▸ EXERCISE MATERIAL
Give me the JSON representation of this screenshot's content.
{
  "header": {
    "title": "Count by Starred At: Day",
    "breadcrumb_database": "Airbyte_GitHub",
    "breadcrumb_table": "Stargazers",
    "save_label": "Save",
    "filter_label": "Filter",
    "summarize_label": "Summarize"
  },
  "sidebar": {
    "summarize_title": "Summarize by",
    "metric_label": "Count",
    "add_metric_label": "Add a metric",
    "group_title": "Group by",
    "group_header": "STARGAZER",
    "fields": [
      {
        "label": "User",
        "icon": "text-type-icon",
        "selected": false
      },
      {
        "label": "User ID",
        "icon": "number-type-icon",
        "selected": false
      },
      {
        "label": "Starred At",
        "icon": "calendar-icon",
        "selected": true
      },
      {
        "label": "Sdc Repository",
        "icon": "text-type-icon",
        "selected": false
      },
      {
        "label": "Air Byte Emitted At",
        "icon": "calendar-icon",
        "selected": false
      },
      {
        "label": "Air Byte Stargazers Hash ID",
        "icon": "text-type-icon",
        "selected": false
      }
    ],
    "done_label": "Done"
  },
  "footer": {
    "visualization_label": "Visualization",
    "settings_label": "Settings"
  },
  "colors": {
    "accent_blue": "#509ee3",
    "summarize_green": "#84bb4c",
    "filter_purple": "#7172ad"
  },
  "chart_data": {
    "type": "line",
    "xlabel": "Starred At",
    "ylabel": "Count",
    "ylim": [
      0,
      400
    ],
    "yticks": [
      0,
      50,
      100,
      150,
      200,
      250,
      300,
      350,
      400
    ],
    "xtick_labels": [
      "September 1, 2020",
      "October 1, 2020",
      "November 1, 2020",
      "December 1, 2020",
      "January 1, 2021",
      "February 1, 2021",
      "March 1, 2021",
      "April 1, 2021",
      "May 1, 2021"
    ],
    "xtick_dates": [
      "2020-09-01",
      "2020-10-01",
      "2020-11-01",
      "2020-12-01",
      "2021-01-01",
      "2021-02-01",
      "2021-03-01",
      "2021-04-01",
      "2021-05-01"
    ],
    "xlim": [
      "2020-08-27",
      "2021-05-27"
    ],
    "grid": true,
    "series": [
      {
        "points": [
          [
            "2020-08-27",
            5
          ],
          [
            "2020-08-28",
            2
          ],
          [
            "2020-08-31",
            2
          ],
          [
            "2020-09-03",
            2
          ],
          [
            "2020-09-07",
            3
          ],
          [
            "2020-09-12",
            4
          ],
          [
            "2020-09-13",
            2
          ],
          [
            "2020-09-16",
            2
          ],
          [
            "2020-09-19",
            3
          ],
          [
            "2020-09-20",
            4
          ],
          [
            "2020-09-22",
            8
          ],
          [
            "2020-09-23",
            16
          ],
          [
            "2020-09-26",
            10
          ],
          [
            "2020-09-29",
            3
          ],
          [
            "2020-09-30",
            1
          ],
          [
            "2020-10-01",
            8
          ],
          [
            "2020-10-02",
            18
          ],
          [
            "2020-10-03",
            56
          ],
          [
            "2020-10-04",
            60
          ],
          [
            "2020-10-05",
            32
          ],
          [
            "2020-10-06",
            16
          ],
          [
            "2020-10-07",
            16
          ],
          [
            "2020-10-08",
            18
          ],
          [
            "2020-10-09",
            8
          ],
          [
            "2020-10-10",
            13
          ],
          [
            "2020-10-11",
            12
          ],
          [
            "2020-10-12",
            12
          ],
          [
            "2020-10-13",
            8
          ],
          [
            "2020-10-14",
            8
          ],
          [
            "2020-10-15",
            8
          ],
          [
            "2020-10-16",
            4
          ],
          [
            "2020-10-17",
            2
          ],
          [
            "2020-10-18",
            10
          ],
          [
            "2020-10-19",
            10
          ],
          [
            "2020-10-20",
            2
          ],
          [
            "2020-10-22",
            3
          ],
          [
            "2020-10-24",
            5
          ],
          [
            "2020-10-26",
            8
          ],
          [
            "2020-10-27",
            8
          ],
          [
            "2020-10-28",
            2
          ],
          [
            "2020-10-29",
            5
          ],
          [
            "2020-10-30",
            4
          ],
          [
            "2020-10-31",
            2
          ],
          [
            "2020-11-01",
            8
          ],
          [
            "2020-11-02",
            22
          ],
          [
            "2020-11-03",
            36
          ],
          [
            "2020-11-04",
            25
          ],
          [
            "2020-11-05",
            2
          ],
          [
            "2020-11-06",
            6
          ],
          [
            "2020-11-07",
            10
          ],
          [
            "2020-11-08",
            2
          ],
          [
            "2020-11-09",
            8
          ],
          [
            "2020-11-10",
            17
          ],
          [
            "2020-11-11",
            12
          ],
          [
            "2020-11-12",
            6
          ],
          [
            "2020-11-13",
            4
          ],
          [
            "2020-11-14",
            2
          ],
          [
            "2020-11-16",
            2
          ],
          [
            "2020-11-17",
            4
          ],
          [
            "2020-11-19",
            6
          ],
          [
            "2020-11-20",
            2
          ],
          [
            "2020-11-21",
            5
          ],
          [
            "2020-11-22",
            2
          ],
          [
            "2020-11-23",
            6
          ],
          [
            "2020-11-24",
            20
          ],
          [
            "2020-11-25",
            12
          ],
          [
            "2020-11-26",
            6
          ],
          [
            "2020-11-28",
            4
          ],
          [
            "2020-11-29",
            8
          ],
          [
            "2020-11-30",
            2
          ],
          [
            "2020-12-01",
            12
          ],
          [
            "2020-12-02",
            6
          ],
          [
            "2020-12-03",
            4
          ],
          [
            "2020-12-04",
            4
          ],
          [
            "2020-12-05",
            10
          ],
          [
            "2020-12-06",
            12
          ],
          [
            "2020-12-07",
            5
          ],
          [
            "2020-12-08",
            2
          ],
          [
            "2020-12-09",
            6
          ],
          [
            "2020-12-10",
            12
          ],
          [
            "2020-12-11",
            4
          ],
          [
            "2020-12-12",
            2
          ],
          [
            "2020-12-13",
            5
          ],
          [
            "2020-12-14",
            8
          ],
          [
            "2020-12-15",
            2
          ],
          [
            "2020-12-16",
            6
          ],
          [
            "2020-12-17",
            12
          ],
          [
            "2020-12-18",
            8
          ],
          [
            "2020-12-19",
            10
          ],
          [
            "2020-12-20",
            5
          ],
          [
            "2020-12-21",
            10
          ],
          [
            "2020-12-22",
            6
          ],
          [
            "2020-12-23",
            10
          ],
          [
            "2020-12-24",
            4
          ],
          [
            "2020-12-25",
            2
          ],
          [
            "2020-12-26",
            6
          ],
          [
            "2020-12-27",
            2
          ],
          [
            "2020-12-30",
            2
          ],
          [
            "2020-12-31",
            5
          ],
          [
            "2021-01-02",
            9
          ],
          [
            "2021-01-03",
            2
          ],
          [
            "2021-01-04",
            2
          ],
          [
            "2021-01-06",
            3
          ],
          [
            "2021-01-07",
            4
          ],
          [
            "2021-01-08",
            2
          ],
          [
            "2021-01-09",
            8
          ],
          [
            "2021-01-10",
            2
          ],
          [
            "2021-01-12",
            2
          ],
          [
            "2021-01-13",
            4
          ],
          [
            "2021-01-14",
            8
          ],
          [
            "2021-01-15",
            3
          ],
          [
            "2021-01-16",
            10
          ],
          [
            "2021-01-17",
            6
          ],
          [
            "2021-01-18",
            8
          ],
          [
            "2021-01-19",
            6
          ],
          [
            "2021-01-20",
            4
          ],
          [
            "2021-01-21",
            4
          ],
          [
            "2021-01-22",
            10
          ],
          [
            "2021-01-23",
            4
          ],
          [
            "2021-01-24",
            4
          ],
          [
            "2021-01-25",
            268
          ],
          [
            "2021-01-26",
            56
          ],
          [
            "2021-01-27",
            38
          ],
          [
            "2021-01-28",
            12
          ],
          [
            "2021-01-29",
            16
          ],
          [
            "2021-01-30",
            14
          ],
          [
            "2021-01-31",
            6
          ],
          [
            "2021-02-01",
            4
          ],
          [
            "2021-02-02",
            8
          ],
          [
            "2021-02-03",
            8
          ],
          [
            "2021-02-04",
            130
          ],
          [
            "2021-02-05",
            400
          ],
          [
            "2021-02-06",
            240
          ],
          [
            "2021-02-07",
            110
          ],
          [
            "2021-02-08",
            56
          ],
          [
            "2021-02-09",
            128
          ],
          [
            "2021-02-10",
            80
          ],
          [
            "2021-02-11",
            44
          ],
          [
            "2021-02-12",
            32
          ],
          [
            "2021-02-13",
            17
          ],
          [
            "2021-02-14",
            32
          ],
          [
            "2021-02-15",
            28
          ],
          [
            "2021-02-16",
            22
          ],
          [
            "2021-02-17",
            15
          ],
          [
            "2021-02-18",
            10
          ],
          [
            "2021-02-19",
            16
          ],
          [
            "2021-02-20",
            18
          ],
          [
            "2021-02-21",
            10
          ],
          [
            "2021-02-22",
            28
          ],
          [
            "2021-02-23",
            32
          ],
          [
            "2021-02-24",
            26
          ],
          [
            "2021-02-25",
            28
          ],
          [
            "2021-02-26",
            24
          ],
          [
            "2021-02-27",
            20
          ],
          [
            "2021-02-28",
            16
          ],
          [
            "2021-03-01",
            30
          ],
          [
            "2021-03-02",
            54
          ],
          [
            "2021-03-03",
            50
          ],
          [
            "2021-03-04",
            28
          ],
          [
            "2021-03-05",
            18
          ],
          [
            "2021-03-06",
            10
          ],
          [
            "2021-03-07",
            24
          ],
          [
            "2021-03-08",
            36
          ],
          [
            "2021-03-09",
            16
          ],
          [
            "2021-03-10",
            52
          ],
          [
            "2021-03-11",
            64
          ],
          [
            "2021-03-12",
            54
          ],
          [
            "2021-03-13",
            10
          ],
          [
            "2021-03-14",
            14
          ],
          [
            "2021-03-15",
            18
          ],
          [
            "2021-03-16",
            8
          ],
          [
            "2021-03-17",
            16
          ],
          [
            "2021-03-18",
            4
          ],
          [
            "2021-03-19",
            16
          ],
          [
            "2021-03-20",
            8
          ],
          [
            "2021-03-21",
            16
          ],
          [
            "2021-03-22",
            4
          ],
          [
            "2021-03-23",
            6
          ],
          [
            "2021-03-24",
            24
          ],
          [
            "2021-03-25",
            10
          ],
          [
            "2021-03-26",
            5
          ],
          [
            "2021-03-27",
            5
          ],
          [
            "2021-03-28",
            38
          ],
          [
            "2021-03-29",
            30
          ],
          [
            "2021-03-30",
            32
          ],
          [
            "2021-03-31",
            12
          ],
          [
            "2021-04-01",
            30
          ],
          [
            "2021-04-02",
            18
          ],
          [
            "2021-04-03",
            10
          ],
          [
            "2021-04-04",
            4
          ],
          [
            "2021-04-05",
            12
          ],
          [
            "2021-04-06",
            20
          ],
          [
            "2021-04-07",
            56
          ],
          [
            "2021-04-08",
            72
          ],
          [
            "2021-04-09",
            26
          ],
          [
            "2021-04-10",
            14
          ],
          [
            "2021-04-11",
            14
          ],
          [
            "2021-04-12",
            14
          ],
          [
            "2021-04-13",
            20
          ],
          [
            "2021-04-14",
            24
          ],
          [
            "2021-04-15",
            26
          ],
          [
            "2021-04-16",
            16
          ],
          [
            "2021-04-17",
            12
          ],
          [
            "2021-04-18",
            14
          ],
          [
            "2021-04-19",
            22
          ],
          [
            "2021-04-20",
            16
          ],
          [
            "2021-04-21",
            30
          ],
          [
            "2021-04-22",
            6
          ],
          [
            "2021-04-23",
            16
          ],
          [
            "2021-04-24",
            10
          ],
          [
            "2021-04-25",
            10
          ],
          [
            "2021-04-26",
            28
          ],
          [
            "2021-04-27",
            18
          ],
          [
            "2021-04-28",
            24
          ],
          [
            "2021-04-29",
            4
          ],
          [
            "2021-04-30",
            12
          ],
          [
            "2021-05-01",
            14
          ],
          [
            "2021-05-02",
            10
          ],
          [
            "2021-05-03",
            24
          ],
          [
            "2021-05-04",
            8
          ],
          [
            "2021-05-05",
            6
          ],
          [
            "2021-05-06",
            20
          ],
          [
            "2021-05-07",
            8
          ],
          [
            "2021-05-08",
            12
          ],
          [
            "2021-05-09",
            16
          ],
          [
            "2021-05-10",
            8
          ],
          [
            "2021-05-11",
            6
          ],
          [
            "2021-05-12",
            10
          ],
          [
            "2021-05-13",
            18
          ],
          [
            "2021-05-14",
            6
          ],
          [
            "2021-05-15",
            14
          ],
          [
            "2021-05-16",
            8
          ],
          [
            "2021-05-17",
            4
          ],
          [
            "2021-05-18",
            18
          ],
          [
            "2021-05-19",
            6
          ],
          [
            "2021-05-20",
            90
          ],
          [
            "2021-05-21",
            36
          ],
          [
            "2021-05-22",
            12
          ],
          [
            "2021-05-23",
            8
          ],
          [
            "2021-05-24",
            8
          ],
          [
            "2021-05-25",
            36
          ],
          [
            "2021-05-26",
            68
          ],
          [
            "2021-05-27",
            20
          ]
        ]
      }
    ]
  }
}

==

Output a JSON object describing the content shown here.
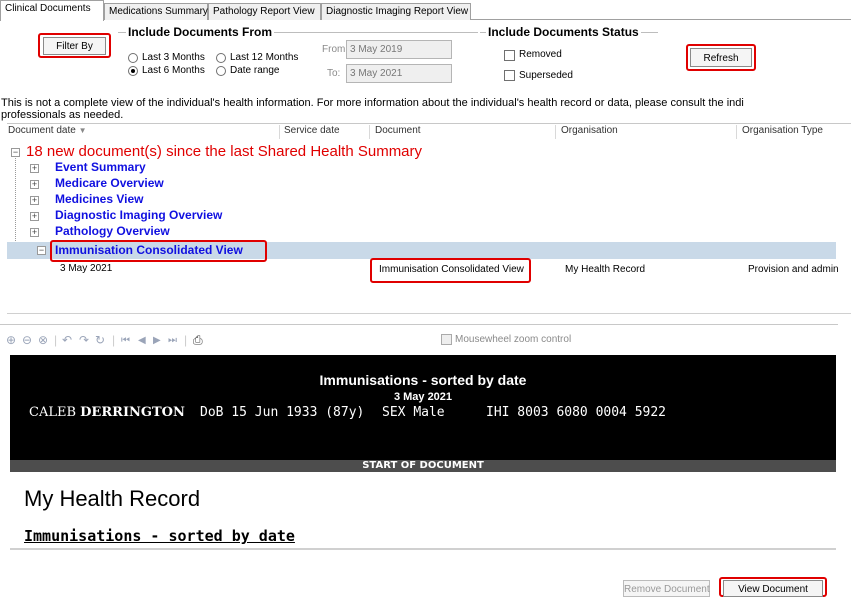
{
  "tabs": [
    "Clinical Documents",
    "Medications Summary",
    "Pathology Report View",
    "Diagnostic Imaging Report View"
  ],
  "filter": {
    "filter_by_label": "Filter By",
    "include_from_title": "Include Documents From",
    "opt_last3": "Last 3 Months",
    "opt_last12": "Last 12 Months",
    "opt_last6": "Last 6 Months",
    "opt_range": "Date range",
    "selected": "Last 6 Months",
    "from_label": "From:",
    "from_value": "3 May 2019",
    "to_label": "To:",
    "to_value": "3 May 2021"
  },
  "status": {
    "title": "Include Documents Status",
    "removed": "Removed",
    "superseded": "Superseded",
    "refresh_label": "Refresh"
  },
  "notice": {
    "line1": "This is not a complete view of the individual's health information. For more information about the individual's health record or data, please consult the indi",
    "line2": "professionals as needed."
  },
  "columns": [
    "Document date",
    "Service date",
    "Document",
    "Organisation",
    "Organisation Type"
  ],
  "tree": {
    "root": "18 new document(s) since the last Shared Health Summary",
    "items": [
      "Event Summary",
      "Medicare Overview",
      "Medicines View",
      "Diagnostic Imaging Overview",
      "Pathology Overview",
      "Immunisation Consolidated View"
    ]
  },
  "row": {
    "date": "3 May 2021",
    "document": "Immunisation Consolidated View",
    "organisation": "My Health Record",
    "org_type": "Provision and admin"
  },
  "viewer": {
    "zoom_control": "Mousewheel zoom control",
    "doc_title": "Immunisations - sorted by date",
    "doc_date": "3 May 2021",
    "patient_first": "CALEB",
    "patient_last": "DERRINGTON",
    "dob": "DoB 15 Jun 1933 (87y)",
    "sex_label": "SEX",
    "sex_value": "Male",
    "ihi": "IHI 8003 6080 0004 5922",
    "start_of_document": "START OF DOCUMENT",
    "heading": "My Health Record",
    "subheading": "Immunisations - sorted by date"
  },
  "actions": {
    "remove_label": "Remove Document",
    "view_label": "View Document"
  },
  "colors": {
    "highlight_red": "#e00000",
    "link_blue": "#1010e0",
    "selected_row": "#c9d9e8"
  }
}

...

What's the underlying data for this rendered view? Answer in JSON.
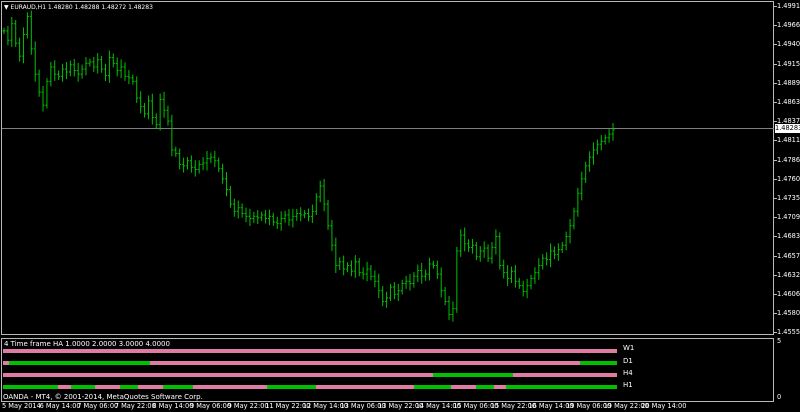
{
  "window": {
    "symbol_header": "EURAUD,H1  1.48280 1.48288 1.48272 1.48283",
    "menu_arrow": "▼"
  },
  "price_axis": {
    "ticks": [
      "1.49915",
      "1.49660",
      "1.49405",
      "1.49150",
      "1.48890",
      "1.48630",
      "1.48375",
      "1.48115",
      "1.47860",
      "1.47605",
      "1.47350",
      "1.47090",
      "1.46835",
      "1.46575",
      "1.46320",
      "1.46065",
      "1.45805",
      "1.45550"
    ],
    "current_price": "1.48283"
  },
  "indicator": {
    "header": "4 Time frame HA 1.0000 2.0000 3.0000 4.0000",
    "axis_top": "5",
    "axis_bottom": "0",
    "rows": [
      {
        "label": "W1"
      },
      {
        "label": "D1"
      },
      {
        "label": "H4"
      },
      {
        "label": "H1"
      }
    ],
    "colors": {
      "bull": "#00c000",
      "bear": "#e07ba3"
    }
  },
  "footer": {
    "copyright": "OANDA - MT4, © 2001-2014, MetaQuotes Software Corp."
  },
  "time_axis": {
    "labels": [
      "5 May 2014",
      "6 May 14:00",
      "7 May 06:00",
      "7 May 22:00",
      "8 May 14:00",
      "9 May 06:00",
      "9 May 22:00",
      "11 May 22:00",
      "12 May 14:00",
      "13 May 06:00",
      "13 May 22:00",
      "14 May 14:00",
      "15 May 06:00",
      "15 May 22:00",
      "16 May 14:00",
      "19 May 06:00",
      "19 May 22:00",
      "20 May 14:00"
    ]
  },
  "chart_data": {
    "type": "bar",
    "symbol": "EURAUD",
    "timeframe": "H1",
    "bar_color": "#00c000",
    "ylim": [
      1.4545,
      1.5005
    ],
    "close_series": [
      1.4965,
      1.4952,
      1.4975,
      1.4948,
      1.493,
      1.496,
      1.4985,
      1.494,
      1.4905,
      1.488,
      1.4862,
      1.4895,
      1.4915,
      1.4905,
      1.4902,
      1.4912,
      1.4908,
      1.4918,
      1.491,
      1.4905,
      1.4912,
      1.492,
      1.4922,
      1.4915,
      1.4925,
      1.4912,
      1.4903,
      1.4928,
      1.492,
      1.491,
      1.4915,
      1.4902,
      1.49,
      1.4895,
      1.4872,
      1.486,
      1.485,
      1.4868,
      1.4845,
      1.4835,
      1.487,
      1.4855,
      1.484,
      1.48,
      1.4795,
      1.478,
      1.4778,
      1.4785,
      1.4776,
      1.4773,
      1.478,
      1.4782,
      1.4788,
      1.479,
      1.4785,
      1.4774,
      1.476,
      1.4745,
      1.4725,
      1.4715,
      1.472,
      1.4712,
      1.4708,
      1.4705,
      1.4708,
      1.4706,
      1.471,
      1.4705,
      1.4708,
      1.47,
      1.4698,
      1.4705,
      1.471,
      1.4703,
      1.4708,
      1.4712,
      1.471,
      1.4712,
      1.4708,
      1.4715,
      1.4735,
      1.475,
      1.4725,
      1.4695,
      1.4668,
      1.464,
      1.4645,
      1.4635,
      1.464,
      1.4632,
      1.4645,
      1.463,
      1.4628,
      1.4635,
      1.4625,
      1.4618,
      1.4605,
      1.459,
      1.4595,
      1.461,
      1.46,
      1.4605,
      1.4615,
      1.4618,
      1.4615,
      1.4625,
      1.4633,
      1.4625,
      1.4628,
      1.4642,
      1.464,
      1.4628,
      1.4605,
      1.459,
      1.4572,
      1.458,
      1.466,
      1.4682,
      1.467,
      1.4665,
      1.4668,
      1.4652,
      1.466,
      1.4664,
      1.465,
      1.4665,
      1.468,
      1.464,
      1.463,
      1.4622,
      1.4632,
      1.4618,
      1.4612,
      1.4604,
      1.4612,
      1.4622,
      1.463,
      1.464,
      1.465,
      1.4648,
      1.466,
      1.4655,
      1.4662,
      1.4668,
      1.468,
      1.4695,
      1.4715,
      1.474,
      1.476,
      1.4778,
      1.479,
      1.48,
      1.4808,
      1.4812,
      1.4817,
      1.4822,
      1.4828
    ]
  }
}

▸ GOAL
Look for lines containing the string "Pathology" and copy them all.

▸ TASK SOLUTION
    "Pathology Report View",
      "Pathology Overview",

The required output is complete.